* [Exercise brief]
Search the data below for "from"; list each line that holds it.

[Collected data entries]
════
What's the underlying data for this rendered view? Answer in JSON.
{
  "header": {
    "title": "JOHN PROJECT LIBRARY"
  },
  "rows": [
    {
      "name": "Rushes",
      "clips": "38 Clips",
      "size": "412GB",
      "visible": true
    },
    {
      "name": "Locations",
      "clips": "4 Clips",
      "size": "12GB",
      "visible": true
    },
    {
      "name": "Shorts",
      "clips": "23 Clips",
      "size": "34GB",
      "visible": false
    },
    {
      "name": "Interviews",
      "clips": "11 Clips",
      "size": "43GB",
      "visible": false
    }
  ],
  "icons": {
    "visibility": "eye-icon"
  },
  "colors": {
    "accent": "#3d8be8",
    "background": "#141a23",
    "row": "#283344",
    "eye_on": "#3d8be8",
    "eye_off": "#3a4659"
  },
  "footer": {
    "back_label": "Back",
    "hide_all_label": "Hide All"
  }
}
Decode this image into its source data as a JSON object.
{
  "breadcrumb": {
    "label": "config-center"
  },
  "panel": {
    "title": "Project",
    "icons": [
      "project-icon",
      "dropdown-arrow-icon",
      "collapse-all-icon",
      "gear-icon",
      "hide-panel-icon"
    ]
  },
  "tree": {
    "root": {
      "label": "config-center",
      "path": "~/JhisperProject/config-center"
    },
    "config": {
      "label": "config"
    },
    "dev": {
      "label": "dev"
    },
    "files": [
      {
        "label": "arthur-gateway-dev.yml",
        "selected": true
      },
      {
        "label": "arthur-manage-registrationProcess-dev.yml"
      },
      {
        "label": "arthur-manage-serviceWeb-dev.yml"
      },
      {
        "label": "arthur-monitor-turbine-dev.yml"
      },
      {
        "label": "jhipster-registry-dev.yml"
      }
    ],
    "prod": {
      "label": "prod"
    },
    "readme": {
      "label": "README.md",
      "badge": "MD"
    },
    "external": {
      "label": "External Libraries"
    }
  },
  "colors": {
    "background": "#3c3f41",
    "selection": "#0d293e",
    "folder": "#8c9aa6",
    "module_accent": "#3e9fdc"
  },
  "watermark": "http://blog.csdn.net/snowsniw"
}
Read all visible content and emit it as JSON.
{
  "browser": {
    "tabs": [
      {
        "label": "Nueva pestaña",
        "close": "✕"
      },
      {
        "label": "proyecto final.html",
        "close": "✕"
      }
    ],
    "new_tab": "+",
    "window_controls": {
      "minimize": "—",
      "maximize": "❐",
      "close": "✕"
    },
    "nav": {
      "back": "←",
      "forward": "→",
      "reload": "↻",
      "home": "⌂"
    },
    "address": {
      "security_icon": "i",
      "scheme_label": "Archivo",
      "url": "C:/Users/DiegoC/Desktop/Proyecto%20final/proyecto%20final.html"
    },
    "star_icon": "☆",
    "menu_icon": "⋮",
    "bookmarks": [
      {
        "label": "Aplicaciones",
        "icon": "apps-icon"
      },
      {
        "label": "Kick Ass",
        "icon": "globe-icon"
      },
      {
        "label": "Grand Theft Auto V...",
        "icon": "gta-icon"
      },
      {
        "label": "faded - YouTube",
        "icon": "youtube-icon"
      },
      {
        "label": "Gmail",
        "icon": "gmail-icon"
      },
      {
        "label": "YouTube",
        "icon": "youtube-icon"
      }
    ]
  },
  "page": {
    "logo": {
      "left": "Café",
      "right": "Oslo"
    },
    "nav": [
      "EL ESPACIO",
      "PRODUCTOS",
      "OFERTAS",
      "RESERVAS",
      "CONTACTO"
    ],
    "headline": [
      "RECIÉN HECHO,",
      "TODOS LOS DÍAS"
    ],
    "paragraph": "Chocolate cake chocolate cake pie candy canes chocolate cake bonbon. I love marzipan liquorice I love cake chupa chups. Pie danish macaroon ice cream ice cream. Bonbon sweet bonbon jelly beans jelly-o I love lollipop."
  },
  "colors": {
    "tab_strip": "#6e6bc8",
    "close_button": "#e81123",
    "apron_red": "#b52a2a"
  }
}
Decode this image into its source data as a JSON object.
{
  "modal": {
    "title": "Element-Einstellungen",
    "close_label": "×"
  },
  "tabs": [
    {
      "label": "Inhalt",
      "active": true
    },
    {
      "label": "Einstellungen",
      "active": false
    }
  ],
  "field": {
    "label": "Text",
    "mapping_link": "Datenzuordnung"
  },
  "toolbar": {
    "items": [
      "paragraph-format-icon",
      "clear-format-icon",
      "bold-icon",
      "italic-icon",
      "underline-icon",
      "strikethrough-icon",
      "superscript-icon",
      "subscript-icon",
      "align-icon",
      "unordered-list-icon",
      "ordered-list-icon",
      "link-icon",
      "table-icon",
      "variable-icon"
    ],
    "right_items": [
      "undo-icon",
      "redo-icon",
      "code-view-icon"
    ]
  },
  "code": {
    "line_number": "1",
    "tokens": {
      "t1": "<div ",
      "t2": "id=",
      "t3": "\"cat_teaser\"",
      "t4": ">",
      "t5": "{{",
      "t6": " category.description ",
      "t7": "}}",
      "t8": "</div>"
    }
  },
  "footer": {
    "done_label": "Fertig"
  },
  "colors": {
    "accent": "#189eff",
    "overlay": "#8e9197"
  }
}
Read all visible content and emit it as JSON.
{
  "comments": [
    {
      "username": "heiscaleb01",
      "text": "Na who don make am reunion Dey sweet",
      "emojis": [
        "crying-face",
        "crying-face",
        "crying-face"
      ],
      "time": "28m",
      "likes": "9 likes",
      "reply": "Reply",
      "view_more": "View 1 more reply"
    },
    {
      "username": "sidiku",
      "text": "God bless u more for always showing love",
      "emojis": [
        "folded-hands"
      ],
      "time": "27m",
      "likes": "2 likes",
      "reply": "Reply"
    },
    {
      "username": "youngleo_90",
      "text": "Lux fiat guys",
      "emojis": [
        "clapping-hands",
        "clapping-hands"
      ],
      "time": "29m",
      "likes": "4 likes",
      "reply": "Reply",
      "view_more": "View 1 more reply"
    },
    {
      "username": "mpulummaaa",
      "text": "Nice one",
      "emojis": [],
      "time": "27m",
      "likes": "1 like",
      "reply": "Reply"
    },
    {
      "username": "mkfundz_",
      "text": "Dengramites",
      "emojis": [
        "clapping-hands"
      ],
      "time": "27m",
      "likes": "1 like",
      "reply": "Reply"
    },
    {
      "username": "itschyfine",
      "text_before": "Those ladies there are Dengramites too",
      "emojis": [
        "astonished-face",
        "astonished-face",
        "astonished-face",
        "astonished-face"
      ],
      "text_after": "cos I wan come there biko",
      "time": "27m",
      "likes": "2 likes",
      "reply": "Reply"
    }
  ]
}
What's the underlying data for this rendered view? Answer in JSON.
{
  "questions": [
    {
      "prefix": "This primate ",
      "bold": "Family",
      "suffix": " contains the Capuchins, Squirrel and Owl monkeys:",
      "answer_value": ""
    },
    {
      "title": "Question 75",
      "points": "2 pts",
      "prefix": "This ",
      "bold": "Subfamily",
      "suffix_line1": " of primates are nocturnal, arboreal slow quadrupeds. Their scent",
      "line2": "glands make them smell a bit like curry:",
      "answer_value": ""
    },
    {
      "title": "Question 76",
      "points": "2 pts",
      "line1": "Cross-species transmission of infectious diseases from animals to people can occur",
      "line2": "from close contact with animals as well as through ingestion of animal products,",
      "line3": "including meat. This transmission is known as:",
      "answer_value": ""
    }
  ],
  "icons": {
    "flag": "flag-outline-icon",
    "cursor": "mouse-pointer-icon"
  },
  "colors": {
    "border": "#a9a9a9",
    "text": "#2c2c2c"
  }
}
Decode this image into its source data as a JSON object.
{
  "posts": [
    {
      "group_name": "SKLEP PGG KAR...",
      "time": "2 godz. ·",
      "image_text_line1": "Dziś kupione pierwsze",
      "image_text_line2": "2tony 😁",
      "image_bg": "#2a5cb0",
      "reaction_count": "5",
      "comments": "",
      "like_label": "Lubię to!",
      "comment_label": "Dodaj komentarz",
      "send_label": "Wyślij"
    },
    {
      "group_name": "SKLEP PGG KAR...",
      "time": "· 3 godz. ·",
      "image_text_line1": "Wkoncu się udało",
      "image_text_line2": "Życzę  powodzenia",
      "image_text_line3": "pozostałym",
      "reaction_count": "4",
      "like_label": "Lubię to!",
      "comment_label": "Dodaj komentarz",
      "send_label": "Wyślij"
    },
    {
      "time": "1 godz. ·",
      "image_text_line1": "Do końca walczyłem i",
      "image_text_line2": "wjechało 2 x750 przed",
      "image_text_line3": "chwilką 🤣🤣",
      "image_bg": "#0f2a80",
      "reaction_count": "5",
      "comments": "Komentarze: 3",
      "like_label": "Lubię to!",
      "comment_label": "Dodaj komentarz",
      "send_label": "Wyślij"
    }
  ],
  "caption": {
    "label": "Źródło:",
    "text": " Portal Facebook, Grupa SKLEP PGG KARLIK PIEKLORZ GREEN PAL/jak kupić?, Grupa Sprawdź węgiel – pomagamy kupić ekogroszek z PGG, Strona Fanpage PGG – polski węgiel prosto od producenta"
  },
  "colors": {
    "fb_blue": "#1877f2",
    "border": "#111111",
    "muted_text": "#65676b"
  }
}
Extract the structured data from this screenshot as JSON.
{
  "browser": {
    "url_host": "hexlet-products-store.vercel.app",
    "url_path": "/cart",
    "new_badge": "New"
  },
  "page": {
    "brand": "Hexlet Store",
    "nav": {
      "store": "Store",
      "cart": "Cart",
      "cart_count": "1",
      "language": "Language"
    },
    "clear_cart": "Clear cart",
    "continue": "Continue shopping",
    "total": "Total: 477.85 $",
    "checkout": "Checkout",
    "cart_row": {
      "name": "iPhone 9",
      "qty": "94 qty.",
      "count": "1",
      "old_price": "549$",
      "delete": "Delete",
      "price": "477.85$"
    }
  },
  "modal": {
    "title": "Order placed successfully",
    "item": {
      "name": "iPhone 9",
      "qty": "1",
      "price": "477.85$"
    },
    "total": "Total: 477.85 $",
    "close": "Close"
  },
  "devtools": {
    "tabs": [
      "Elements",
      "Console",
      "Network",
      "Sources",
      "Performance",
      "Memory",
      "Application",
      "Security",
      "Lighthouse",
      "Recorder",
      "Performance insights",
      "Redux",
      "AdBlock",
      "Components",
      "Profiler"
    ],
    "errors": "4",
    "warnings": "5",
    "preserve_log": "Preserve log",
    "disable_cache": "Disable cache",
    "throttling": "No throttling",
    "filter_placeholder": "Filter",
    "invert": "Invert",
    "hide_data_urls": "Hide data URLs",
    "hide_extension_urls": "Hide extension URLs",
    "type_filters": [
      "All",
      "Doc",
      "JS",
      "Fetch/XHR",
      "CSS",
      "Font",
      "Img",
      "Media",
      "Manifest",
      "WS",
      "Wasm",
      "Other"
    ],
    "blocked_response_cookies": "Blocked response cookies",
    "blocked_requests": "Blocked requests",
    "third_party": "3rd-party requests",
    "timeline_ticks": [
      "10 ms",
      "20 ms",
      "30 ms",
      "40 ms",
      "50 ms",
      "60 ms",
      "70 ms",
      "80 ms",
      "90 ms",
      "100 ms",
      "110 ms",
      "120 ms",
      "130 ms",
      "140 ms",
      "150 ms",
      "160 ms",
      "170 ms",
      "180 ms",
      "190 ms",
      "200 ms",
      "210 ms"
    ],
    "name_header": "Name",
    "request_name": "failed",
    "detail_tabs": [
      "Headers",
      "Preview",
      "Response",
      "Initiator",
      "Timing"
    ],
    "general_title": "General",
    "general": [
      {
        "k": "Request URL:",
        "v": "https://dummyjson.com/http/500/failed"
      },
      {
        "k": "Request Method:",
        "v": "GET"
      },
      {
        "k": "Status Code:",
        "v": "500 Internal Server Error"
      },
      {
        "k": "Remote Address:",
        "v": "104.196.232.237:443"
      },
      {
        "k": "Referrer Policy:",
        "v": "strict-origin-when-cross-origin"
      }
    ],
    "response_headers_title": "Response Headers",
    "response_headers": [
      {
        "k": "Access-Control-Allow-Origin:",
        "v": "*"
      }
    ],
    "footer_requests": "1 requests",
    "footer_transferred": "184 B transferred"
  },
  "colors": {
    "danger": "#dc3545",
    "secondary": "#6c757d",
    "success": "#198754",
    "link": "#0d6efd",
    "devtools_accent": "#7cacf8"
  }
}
════
* [In response]
      "line1": "Cross-species transmission of infectious diseases from animals to people can occur",
      "line2": "from close contact with animals as well as through ingestion of animal products,",
Extract the structured data from this screenshot as JSON.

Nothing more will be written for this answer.